# TASK REQUIREMENTS:
Copy the data exactly; pictures stay out of the copy.

BEGIN INFORMATION GIVEN

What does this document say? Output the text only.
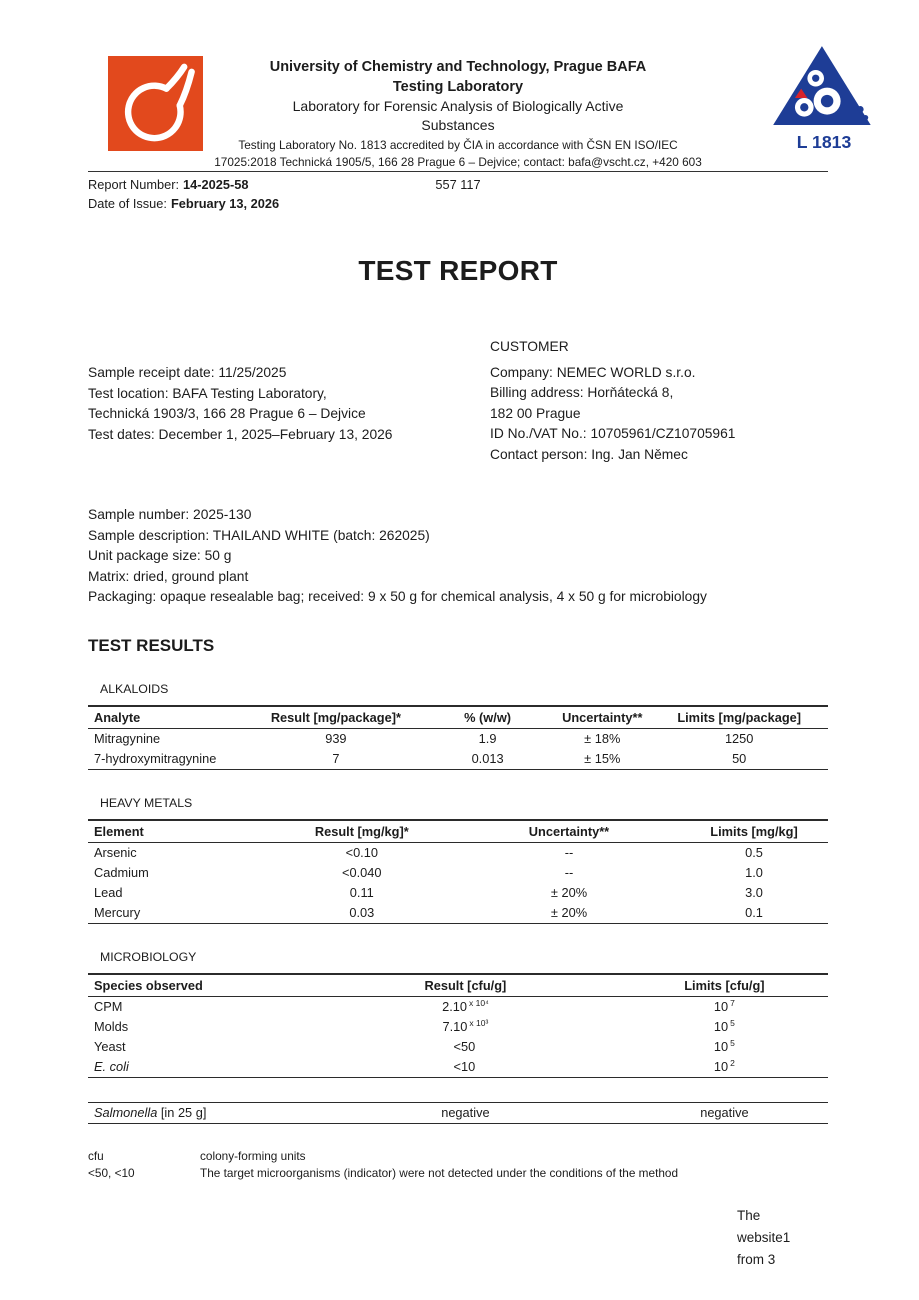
L 1813
University of Chemistry and Technology, Prague BAFA
Testing Laboratory
Laboratory for Forensic Analysis of Biologically Active
Substances
Testing Laboratory No. 1813 accredited by ČIA in accordance with ČSN EN ISO/IEC
17025:2018 Technická 1905/5, 166 28 Prague 6 – Dejvice; contact: bafa@vscht.cz, +420 603
557 117
Report Number: 14-2025-58
Date of Issue: February 13, 2026
TEST REPORT
Sample receipt date: 11/25/2025
Test location: BAFA Testing Laboratory,
Technická 1903/3, 166 28 Prague 6 – Dejvice
Test dates: December 1, 2025–February 13, 2026
CUSTOMER
Company: NEMEC WORLD s.r.o.
Billing address: Horňátecká 8,
182 00 Prague
ID No./VAT No.: 10705961/CZ10705961
Contact person: Ing. Jan Němec
Sample number: 2025-130
Sample description: THAILAND WHITE (batch: 262025)
Unit package size: 50 g
Matrix: dried, ground plant
Packaging: opaque resealable bag; received: 9 x 50 g for chemical analysis, 4 x 50 g for microbiology
TEST RESULTS
ALKALOIDS
Analyte	Result [mg/package]*	% (w/w)	Uncertainty**	Limits [mg/package]
Mitragynine	939	1.9	± 18%	1250
7-hydroxymitragynine	7	0.013	± 15%	50
HEAVY METALS
Element	Result [mg/kg]*	Uncertainty**	Limits [mg/kg]
Arsenic	<0.10	--	0.5
Cadmium	<0.040	--	1.0
Lead	0.11	± 20%	3.0
Mercury	0.03	± 20%	0.1
MICROBIOLOGY
Species observed	Result [cfu/g]	Limits [cfu/g]
CPM	2.10 $^{x 10^4}$	10 $^7$
Molds	7.10 $^{x 10^3}$	10 $^5$
Yeast	<50	10 $^5$
E. coli	<10	10 $^2$
Salmonella [in 25 g]	negative	negative
cfu	colony-forming units
<50, <10	The target microorganisms (indicator) were not detected under the conditions of the method
The
website1
from 3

END INFORMATION GIVEN

# SOLUTION TO THE EXERCISE:
What does this document say? Output the text only.
L 1813
University of Chemistry and Technology, Prague BAFA
Testing Laboratory
Laboratory for Forensic Analysis of Biologically Active
Substances
Testing Laboratory No. 1813 accredited by ČIA in accordance with ČSN EN ISO/IEC
17025:2018 Technická 1905/5, 166 28 Prague 6 – Dejvice; contact: bafa@vscht.cz, +420 603
557 117
Report Number: 14-2025-58
Date of Issue: February 13, 2026
TEST REPORT
Sample receipt date: 11/25/2025
Test location: BAFA Testing Laboratory,
Technická 1903/3, 166 28 Prague 6 – Dejvice
Test dates: December 1, 2025–February 13, 2026
CUSTOMER
Company: NEMEC WORLD s.r.o.
Billing address: Horňátecká 8,
182 00 Prague
ID No./VAT No.: 10705961/CZ10705961
Contact person: Ing. Jan Němec
Sample number: 2025-130
Sample description: THAILAND WHITE (batch: 262025)
Unit package size: 50 g
Matrix: dried, ground plant
Packaging: opaque resealable bag; received: 9 x 50 g for chemical analysis, 4 x 50 g for microbiology
TEST RESULTS
ALKALOIDS
Analyte	Result [mg/package]*	% (w/w)	Uncertainty**	Limits [mg/package]
Mitragynine	939	1.9	± 18%	1250
7-hydroxymitragynine	7	0.013	± 15%	50
HEAVY METALS
Element	Result [mg/kg]*	Uncertainty**	Limits [mg/kg]
Arsenic	<0.10	--	0.5
Cadmium	<0.040	--	1.0
Lead	0.11	± 20%	3.0
Mercury	0.03	± 20%	0.1
MICROBIOLOGY
Species observed	Result [cfu/g]	Limits [cfu/g]
CPM	2.10 $^{x 10^4}$	10 $^7$
Molds	7.10 $^{x 10^3}$	10 $^5$
Yeast	<50	10 $^5$
E. coli	<10	10 $^2$
Salmonella [in 25 g]	negative	negative
cfu	colony-forming units
<50, <10	The target microorganisms (indicator) were not detected under the conditions of the method
The
website1
from 3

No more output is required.